WHAT IS REQUIRED – Gather all lines in the entries that include the word "xuất".

PROVIDED DATA –

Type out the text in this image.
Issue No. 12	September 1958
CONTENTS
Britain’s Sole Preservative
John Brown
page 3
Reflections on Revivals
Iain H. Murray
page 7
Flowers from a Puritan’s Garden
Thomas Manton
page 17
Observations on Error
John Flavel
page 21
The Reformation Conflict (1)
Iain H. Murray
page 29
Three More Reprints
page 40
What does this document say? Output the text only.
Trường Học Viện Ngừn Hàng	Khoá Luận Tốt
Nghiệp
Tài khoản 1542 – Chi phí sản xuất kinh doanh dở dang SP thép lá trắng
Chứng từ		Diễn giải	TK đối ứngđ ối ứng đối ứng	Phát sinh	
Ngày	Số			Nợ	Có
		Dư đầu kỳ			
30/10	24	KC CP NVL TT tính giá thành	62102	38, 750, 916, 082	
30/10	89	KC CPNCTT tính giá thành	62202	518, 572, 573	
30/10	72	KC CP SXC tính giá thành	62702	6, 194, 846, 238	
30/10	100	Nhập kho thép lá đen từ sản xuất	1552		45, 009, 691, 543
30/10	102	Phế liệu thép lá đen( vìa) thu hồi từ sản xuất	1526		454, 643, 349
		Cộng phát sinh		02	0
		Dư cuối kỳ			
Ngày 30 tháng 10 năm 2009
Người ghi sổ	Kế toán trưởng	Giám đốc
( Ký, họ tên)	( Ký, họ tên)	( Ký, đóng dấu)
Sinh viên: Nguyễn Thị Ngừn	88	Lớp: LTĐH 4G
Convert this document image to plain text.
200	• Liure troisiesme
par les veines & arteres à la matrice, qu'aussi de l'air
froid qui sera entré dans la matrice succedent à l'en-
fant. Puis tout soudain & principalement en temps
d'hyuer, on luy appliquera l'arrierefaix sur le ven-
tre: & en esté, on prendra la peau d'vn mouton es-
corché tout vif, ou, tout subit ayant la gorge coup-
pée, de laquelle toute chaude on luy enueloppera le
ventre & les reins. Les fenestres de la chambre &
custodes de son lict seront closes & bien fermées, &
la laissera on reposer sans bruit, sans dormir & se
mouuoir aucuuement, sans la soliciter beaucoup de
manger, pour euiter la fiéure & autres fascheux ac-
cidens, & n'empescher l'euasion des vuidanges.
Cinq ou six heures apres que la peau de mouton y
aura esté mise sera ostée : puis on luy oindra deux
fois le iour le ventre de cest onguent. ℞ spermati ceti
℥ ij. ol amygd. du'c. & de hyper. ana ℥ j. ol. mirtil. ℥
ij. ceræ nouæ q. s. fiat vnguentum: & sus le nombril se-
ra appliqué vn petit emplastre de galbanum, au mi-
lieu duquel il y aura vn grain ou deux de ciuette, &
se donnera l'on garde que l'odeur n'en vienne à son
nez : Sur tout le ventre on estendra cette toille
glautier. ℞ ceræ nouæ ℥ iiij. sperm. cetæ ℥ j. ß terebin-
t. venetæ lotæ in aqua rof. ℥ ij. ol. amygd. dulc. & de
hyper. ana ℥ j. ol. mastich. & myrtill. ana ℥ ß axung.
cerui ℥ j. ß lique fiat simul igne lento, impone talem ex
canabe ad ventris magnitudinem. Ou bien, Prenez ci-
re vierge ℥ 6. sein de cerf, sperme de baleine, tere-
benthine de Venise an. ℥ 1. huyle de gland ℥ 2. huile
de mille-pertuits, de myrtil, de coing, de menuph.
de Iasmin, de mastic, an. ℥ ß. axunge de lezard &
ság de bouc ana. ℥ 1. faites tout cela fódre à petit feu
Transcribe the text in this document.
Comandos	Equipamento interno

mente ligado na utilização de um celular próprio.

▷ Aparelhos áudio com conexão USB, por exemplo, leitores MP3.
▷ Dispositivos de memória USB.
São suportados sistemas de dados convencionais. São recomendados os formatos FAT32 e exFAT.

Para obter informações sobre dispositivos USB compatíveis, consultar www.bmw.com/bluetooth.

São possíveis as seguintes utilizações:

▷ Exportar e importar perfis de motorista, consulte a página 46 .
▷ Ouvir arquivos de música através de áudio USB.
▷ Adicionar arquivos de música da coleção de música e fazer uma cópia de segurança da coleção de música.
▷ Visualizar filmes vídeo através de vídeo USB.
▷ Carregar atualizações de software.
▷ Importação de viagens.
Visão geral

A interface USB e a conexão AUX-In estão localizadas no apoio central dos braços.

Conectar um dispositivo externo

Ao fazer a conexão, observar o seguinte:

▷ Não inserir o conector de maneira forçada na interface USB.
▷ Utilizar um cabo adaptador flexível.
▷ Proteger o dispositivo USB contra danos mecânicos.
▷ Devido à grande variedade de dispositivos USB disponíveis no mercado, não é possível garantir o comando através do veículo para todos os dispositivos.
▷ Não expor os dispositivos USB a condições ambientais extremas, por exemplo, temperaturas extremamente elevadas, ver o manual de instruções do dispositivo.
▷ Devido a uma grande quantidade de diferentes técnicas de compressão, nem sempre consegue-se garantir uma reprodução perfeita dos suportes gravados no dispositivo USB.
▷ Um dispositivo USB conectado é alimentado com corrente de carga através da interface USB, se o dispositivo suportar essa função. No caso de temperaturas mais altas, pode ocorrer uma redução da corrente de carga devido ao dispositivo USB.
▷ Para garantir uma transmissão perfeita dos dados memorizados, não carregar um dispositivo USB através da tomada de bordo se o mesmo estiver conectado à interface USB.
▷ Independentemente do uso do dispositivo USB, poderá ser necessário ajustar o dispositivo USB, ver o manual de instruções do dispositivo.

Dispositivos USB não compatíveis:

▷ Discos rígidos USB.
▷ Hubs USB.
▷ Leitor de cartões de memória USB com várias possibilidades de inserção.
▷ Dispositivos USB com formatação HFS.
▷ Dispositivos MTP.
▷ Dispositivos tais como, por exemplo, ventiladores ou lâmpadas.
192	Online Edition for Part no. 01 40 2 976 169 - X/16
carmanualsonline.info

EXERCISE SOLUTION –
Tài khoản 1542 – Chi phí sản xuất kinh doanh dở dang SP thép lá trắng
30/10	100	Nhập kho thép lá đen từ sản xuất	1552		45, 009, 691, 543
30/10	102	Phế liệu thép lá đen( vìa) thu hồi từ sản xuất	1526		454, 643, 349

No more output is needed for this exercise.